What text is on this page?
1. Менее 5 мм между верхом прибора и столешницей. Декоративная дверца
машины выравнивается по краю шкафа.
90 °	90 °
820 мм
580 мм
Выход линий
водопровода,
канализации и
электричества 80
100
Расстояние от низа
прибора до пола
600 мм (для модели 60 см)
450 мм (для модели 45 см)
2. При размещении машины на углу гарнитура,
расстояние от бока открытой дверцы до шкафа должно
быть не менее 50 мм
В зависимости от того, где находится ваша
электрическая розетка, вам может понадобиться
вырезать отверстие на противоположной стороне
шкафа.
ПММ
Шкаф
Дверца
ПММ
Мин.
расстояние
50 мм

--------------------------------

▶ WHAT IS ASKED
Give the number of lines in the records that contain the string "машины", with no other output.

▶ THE RESULT
2